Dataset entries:
--------------------------------
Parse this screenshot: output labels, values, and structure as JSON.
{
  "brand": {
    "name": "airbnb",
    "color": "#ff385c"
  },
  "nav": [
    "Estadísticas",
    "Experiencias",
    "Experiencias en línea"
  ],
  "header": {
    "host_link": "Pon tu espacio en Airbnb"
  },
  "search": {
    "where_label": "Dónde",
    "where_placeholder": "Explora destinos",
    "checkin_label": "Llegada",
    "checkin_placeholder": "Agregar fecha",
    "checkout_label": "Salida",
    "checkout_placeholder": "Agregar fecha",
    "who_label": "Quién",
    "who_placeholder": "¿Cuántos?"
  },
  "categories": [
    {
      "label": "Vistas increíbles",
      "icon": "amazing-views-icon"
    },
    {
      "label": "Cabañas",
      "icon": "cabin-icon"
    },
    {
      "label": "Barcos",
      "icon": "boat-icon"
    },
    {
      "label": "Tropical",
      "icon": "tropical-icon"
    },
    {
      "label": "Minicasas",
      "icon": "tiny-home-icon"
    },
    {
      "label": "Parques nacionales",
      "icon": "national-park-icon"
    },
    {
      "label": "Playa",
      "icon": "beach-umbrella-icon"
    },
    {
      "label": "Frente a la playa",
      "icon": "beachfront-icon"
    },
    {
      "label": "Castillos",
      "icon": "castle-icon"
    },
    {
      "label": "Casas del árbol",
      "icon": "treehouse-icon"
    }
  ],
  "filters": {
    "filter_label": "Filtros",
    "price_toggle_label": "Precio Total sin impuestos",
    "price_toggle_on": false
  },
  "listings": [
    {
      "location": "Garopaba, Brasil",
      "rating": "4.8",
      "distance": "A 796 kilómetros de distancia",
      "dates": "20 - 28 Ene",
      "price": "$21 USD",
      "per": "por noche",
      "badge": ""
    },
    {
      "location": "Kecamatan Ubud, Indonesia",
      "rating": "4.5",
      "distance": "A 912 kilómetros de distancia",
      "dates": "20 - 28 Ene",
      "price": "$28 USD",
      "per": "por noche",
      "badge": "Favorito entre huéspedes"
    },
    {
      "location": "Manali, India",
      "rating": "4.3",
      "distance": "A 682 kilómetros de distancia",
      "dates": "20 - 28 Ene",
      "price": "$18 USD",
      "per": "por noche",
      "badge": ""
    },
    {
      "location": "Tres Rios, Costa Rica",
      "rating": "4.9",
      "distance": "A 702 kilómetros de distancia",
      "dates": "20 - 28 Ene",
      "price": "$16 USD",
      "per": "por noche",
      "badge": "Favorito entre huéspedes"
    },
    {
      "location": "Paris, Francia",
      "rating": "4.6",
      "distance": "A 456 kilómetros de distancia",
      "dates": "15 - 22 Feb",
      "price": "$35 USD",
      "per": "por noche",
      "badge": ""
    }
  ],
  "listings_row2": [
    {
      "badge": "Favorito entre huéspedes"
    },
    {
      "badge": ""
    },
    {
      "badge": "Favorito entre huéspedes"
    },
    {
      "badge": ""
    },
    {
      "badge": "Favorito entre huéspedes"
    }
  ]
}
--------------------------------
§ **Work to do**
Tally the lines of the preceding listing in which the word "fecha" appears; state nothing but the total.

§ **Result**
2